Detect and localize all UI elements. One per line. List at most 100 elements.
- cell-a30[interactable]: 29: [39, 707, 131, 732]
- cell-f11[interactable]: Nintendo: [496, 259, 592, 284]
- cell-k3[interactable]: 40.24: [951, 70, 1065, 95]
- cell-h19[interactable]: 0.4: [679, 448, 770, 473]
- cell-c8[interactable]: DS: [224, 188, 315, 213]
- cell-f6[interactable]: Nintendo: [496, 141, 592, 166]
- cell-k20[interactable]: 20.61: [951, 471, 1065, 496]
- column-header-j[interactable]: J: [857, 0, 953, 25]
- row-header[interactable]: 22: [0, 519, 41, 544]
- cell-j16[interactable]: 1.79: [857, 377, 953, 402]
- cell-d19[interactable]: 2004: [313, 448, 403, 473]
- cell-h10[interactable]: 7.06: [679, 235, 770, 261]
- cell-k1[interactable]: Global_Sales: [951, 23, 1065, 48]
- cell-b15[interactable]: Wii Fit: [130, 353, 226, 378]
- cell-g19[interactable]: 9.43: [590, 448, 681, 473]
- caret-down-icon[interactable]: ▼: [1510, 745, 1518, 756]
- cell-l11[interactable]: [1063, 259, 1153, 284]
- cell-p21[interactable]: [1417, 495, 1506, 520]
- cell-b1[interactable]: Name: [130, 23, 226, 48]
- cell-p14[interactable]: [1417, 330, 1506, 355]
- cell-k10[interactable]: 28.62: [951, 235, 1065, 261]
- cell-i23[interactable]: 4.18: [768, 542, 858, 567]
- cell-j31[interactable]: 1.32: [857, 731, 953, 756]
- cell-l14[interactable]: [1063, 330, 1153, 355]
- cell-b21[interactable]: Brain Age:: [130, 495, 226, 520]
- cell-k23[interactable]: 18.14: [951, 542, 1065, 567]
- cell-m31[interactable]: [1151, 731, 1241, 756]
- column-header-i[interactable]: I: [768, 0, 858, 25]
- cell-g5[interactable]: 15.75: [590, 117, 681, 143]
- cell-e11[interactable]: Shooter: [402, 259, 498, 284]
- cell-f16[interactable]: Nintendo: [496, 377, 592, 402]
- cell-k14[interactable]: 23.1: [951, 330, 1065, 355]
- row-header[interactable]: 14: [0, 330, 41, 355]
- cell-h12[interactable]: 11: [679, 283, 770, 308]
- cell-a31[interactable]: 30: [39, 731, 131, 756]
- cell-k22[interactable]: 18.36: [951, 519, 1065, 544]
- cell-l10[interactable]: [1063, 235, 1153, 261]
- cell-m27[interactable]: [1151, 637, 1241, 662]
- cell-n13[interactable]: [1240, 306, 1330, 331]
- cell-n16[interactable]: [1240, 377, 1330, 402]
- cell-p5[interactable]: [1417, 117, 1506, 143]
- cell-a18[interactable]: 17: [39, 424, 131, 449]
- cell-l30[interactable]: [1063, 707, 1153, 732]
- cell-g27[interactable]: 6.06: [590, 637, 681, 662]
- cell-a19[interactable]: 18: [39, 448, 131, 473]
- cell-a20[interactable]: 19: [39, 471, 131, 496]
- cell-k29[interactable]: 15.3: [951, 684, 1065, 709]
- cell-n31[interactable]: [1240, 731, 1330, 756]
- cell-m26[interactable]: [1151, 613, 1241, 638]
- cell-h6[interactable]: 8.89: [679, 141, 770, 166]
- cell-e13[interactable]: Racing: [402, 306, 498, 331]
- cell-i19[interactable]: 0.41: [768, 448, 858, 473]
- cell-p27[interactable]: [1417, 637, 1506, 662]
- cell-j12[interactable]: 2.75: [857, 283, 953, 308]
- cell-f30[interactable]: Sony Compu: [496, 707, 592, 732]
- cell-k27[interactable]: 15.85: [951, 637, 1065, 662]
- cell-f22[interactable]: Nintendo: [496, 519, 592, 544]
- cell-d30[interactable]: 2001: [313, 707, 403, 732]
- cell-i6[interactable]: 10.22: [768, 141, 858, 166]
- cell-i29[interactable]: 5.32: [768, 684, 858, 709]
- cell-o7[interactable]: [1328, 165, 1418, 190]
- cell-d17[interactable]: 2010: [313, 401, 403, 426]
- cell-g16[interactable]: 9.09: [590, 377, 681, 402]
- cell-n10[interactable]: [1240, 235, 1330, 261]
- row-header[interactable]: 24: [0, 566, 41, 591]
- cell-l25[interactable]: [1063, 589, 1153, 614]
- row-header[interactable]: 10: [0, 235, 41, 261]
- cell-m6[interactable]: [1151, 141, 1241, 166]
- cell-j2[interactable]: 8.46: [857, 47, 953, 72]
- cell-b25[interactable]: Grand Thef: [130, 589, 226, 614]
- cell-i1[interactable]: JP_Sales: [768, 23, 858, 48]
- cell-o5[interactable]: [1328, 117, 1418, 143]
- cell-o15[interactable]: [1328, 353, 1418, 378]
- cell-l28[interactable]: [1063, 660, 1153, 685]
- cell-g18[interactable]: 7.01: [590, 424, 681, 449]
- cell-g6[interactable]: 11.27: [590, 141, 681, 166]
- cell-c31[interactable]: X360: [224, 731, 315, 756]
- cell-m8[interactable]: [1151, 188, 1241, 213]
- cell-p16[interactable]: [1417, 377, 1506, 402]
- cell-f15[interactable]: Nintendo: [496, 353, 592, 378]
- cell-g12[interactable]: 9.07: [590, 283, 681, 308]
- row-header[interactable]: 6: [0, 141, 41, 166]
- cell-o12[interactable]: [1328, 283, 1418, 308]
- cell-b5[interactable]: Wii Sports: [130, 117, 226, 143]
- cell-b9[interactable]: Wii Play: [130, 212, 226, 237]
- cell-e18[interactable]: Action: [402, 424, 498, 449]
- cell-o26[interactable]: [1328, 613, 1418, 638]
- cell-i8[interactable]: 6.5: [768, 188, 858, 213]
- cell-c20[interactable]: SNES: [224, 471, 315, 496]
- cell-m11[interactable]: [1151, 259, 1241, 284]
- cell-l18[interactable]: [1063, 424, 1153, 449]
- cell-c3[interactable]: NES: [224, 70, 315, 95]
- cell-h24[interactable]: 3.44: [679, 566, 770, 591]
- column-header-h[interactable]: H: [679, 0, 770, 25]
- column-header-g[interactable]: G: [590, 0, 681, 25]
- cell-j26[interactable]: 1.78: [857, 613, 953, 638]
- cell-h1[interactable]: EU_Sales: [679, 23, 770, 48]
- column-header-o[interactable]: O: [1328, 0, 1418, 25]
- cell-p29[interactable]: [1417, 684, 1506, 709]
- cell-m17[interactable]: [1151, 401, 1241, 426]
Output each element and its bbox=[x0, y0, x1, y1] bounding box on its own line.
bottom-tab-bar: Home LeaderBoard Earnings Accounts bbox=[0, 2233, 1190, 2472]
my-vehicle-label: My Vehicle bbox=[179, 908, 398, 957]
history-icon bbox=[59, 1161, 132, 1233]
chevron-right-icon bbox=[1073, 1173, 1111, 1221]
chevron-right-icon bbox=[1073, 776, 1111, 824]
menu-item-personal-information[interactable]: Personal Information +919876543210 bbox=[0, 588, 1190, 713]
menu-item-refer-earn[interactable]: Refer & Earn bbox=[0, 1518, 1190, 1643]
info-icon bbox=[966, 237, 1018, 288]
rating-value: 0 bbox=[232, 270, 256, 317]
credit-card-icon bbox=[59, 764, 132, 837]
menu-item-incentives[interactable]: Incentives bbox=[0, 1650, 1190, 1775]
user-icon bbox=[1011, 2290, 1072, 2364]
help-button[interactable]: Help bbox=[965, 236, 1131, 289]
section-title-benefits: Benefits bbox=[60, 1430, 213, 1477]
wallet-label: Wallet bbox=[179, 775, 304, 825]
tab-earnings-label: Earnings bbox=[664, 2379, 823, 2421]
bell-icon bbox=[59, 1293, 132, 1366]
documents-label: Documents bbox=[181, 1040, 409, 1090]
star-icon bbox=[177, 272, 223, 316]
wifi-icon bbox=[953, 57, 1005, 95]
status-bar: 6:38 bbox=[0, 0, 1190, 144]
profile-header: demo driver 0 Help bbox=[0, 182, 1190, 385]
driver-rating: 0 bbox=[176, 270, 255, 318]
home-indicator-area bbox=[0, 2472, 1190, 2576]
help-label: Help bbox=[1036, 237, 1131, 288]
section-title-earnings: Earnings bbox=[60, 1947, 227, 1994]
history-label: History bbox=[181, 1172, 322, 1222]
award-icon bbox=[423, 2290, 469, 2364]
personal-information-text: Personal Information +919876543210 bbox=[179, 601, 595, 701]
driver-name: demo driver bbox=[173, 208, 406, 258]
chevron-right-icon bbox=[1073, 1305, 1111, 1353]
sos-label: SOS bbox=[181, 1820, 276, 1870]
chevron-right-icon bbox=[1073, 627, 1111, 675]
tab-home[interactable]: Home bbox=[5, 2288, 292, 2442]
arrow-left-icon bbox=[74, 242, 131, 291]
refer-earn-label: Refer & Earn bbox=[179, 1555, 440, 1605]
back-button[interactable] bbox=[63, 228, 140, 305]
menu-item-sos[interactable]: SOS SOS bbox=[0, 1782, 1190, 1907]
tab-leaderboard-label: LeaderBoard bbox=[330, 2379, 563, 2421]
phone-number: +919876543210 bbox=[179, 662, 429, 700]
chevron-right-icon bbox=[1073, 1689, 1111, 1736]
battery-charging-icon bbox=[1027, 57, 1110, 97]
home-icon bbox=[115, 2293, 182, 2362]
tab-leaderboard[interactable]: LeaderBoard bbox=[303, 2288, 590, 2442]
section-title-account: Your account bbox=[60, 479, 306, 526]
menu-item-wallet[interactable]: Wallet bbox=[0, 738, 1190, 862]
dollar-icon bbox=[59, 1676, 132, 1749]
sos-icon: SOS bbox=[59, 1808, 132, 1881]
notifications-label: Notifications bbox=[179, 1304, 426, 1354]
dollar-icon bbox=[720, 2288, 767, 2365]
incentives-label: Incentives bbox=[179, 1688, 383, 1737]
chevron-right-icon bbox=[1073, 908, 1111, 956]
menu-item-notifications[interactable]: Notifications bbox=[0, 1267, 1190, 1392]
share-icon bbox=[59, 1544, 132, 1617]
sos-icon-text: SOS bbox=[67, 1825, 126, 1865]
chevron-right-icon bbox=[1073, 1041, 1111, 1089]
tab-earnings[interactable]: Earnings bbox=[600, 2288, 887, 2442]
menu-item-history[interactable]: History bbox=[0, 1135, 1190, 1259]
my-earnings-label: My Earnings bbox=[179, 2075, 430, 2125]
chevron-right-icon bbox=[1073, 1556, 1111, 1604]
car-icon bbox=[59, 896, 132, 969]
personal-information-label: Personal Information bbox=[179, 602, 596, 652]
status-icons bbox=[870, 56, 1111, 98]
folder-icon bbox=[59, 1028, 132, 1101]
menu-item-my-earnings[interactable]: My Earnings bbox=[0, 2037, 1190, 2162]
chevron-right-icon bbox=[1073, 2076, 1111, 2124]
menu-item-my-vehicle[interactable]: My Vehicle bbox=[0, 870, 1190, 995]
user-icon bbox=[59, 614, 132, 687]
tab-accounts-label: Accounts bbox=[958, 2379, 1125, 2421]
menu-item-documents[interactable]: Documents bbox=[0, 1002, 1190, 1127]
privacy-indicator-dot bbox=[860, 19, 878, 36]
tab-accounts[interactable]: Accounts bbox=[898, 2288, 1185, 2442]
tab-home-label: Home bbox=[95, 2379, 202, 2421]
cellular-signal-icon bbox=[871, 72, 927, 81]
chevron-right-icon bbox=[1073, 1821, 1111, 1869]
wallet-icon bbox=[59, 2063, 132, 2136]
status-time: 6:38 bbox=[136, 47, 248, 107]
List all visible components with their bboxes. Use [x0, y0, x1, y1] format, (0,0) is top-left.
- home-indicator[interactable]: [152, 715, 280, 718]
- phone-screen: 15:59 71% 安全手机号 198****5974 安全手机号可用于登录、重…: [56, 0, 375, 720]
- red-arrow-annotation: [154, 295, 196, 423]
= = = = =
Task instructions: Show every line from the entries above that contains the string "section", copying each line in full.

The solution:
section-title-benefits: Benefits bbox=[60, 1430, 213, 1477]
section-title-earnings: Earnings bbox=[60, 1947, 227, 1994]
section-title-account: Your account bbox=[60, 479, 306, 526]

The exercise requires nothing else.